Problem to solve: Say how many lines of the listing below contain "Properties", giving the number and nothing else.

Given data:
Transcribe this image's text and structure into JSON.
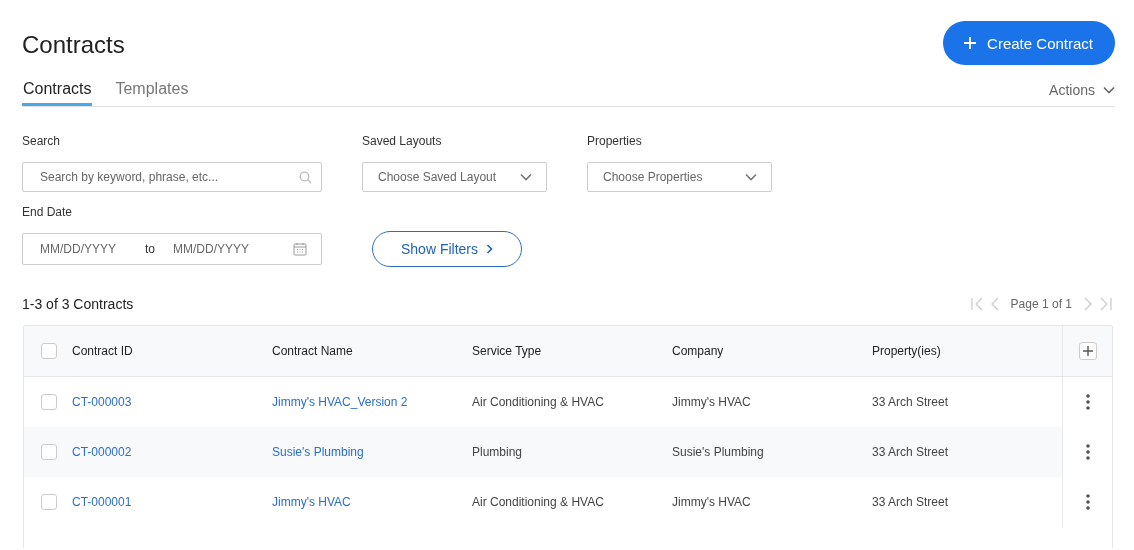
{
  "page": {
    "title": "Contracts"
  },
  "create_button": {
    "label": "Create Contract"
  },
  "tabs": [
    {
      "label": "Contracts",
      "selected": true
    },
    {
      "label": "Templates",
      "selected": false
    }
  ],
  "actions_menu": {
    "label": "Actions"
  },
  "filters": [
    {
      "kind": "search",
      "label": "Search",
      "placeholder": "Search by keyword, phrase, etc..."
    },
    {
      "kind": "select",
      "label": "Saved Layouts",
      "placeholder": "Choose Saved Layout"
    },
    {
      "kind": "select",
      "label": "Properties",
      "placeholder": "Choose Properties"
    },
    {
      "kind": "daterange",
      "label": "End Date",
      "from_placeholder": "MM/DD/YYYY",
      "separator": "to",
      "to_placeholder": "MM/DD/YYYY"
    }
  ],
  "show_filters_button": {
    "label": "Show Filters"
  },
  "results": {
    "count": "1-3 of 3 Contracts"
  },
  "pagination": {
    "label": "Page 1 of 1",
    "disabled": true
  },
  "table": {
    "header_checked": false,
    "columns": [
      {
        "label": "Contract ID",
        "kind": "link"
      },
      {
        "label": "Contract Name",
        "kind": "link"
      },
      {
        "label": "Service Type",
        "kind": "text"
      },
      {
        "label": "Company",
        "kind": "text"
      },
      {
        "label": "Property(ies)",
        "kind": "text"
      }
    ],
    "rows": [
      {
        "checked": false,
        "cells": [
          "CT-000003",
          "Jimmy's HVAC_Version 2",
          "Air Conditioning & HVAC",
          "Jimmy's HVAC",
          "33 Arch Street"
        ]
      },
      {
        "checked": false,
        "cells": [
          "CT-000002",
          "Susie's Plumbing",
          "Plumbing",
          "Susie's Plumbing",
          "33 Arch Street"
        ]
      },
      {
        "checked": false,
        "cells": [
          "CT-000001",
          "Jimmy's HVAC",
          "Air Conditioning & HVAC",
          "Jimmy's HVAC",
          "33 Arch Street"
        ]
      }
    ]
  }
}
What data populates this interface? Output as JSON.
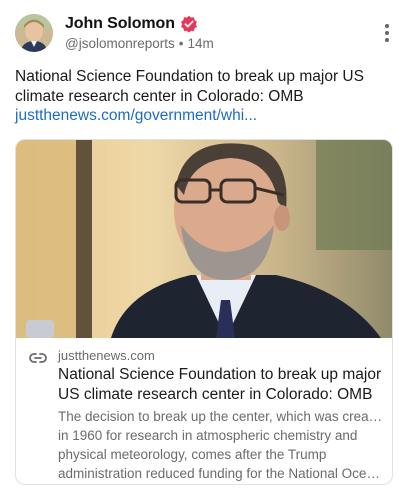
{
  "post": {
    "author": {
      "name": "John Solomon",
      "handle": "@jsolomonreports",
      "time": "14m",
      "verified_color": "#e8375a"
    },
    "text": "National Science Foundation to break up major US climate research center in Colorado: OMB",
    "link_text": "justthenews.com/government/whi...",
    "card": {
      "domain": "justthenews.com",
      "title": "National Science Foundation to break up major US climate research center in Colorado: OMB",
      "description_lines": [
        "The decision to break up the center, which was created",
        "in 1960 for research in atmospheric chemistry and",
        "physical meteorology, comes after the Trump",
        "administration reduced funding for the National Ocea..."
      ]
    }
  },
  "icons": {
    "verified": "verified-badge-icon",
    "more": "more-vertical-icon",
    "link": "link-icon"
  },
  "colors": {
    "link": "#1d6cc2",
    "secondary_text": "#6b6b6b"
  }
}
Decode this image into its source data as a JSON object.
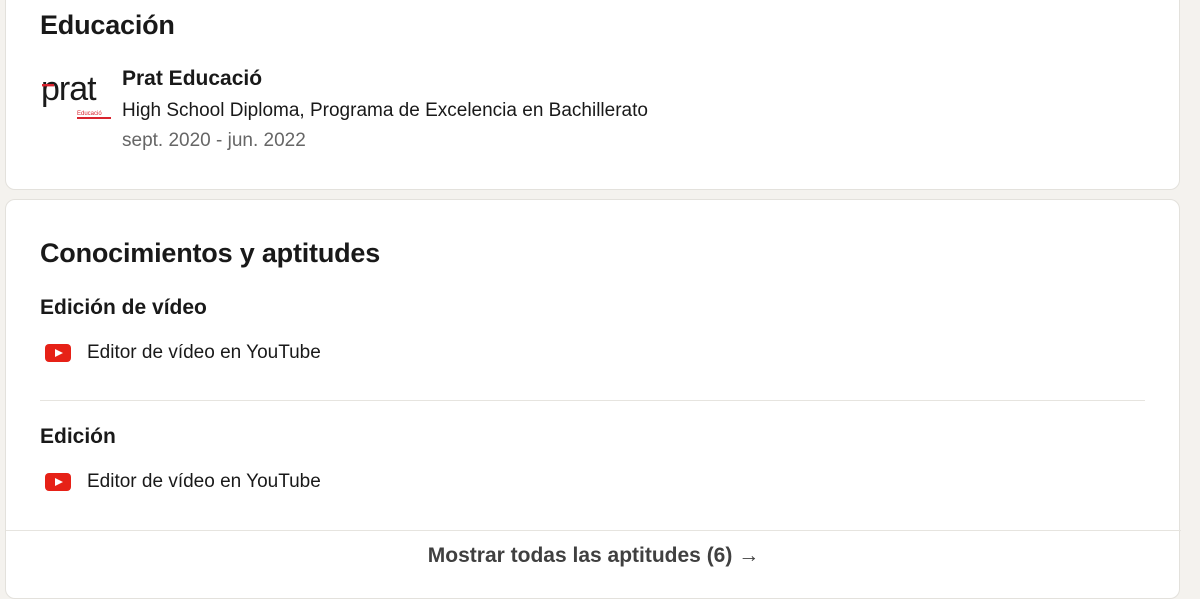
{
  "education": {
    "title": "Educación",
    "entries": [
      {
        "logo_text": "prat",
        "logo_sub": "Educació",
        "school": "Prat Educació",
        "degree": "High School Diploma, Programa de Excelencia en Bachillerato",
        "dates": "sept. 2020 - jun. 2022"
      }
    ]
  },
  "skills": {
    "title": "Conocimientos y aptitudes",
    "items": [
      {
        "name": "Edición de vídeo",
        "source_icon": "youtube-icon",
        "source": "Editor de vídeo en YouTube"
      },
      {
        "name": "Edición",
        "source_icon": "youtube-icon",
        "source": "Editor de vídeo en YouTube"
      }
    ],
    "show_all_label": "Mostrar todas las aptitudes (6) →"
  },
  "colors": {
    "youtube_red": "#e62117",
    "logo_red": "#d9232e"
  }
}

Task result: 2